## [Directive]
Please set down all the lines beneath this one exactly, without the pictures.

Records contained in a dataset
——
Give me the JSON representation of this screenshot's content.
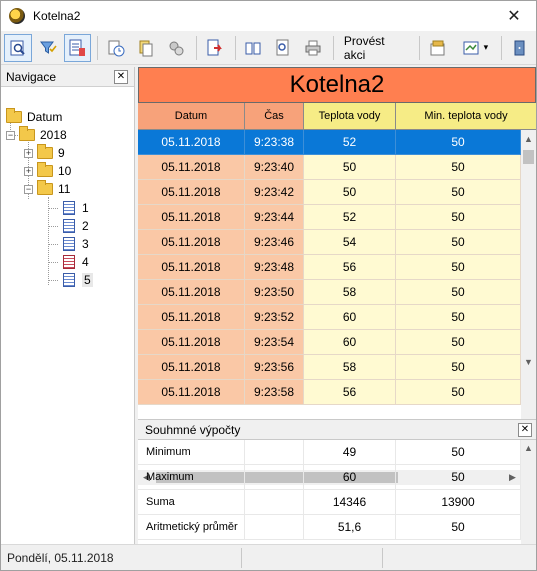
{
  "window": {
    "title": "Kotelna2",
    "close_glyph": "✕"
  },
  "toolbar": {
    "buttons": [
      {
        "icon": "preview-icon",
        "active": true
      },
      {
        "icon": "filter-icon",
        "active": false
      },
      {
        "icon": "table-report-icon",
        "active": true
      },
      {
        "icon": "clock-icon",
        "active": false
      },
      {
        "icon": "copy-icon",
        "active": false
      },
      {
        "icon": "gears-icon",
        "active": false
      },
      {
        "icon": "export-icon",
        "active": false
      },
      {
        "icon": "book-icon",
        "active": false
      },
      {
        "icon": "print-preview-icon",
        "active": false
      },
      {
        "icon": "printer-icon",
        "active": false
      }
    ],
    "action_label": "Provést akci",
    "right_icons": [
      "settings-icon",
      "chart-dropdown-icon",
      "exit-icon"
    ],
    "dropdown_glyph": "▾"
  },
  "navigation": {
    "header": "Navigace",
    "close_glyph": "✕",
    "tree": {
      "root": "Datum",
      "year": "2018",
      "months": [
        "9",
        "10",
        "11"
      ],
      "days": [
        "1",
        "2",
        "3",
        "4",
        "5"
      ],
      "selected_day": "5",
      "expanded_glyph": "−",
      "collapsed_glyph": "+"
    }
  },
  "grid": {
    "title": "Kotelna2",
    "columns": [
      "Datum",
      "Čas",
      "Teplota vody",
      "Min. teplota vody"
    ],
    "column_colors": [
      "#fac8a6",
      "#fac8a6",
      "#fffad2",
      "#fffad2"
    ],
    "header_colors": [
      "#f7a27a",
      "#f7a27a",
      "#f6ec86",
      "#f6ec86"
    ],
    "selected_row": 0,
    "rows": [
      [
        "05.11.2018",
        "9:23:38",
        "52",
        "50"
      ],
      [
        "05.11.2018",
        "9:23:40",
        "50",
        "50"
      ],
      [
        "05.11.2018",
        "9:23:42",
        "50",
        "50"
      ],
      [
        "05.11.2018",
        "9:23:44",
        "52",
        "50"
      ],
      [
        "05.11.2018",
        "9:23:46",
        "54",
        "50"
      ],
      [
        "05.11.2018",
        "9:23:48",
        "56",
        "50"
      ],
      [
        "05.11.2018",
        "9:23:50",
        "58",
        "50"
      ],
      [
        "05.11.2018",
        "9:23:52",
        "60",
        "50"
      ],
      [
        "05.11.2018",
        "9:23:54",
        "60",
        "50"
      ],
      [
        "05.11.2018",
        "9:23:56",
        "58",
        "50"
      ],
      [
        "05.11.2018",
        "9:23:58",
        "56",
        "50"
      ]
    ],
    "scroll_up_glyph": "▲",
    "scroll_down_glyph": "▼",
    "scroll_left_glyph": "◀",
    "scroll_right_glyph": "▶"
  },
  "summary": {
    "header": "Souhmné výpočty",
    "close_glyph": "✕",
    "rows": [
      [
        "Minimum",
        "",
        "49",
        "50"
      ],
      [
        "Maximum",
        "",
        "60",
        "50"
      ],
      [
        "Suma",
        "",
        "14346",
        "13900"
      ],
      [
        "Aritmetický průměr",
        "",
        "51,6",
        "50"
      ]
    ]
  },
  "status": {
    "text": "Pondělí, 05.11.2018"
  }
}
——
## [Exercise response]
Give me the JSON representation of this screenshot's content.
{
  "window": {
    "title": "Kotelna2",
    "close_glyph": "✕"
  },
  "toolbar": {
    "buttons": [
      {
        "icon": "preview-icon",
        "active": true
      },
      {
        "icon": "filter-icon",
        "active": false
      },
      {
        "icon": "table-report-icon",
        "active": true
      },
      {
        "icon": "clock-icon",
        "active": false
      },
      {
        "icon": "copy-icon",
        "active": false
      },
      {
        "icon": "gears-icon",
        "active": false
      },
      {
        "icon": "export-icon",
        "active": false
      },
      {
        "icon": "book-icon",
        "active": false
      },
      {
        "icon": "print-preview-icon",
        "active": false
      },
      {
        "icon": "printer-icon",
        "active": false
      }
    ],
    "action_label": "Provést akci",
    "right_icons": [
      "settings-icon",
      "chart-dropdown-icon",
      "exit-icon"
    ],
    "dropdown_glyph": "▾"
  },
  "navigation": {
    "header": "Navigace",
    "close_glyph": "✕",
    "tree": {
      "root": "Datum",
      "year": "2018",
      "months": [
        "9",
        "10",
        "11"
      ],
      "days": [
        "1",
        "2",
        "3",
        "4",
        "5"
      ],
      "selected_day": "5",
      "expanded_glyph": "−",
      "collapsed_glyph": "+"
    }
  },
  "grid": {
    "title": "Kotelna2",
    "columns": [
      "Datum",
      "Čas",
      "Teplota vody",
      "Min. teplota vody"
    ],
    "column_colors": [
      "#fac8a6",
      "#fac8a6",
      "#fffad2",
      "#fffad2"
    ],
    "header_colors": [
      "#f7a27a",
      "#f7a27a",
      "#f6ec86",
      "#f6ec86"
    ],
    "selected_row": 0,
    "rows": [
      [
        "05.11.2018",
        "9:23:38",
        "52",
        "50"
      ],
      [
        "05.11.2018",
        "9:23:40",
        "50",
        "50"
      ],
      [
        "05.11.2018",
        "9:23:42",
        "50",
        "50"
      ],
      [
        "05.11.2018",
        "9:23:44",
        "52",
        "50"
      ],
      [
        "05.11.2018",
        "9:23:46",
        "54",
        "50"
      ],
      [
        "05.11.2018",
        "9:23:48",
        "56",
        "50"
      ],
      [
        "05.11.2018",
        "9:23:50",
        "58",
        "50"
      ],
      [
        "05.11.2018",
        "9:23:52",
        "60",
        "50"
      ],
      [
        "05.11.2018",
        "9:23:54",
        "60",
        "50"
      ],
      [
        "05.11.2018",
        "9:23:56",
        "58",
        "50"
      ],
      [
        "05.11.2018",
        "9:23:58",
        "56",
        "50"
      ]
    ],
    "scroll_up_glyph": "▲",
    "scroll_down_glyph": "▼",
    "scroll_left_glyph": "◀",
    "scroll_right_glyph": "▶"
  },
  "summary": {
    "header": "Souhmné výpočty",
    "close_glyph": "✕",
    "rows": [
      [
        "Minimum",
        "",
        "49",
        "50"
      ],
      [
        "Maximum",
        "",
        "60",
        "50"
      ],
      [
        "Suma",
        "",
        "14346",
        "13900"
      ],
      [
        "Aritmetický průměr",
        "",
        "51,6",
        "50"
      ]
    ]
  },
  "status": {
    "text": "Pondělí, 05.11.2018"
  }
}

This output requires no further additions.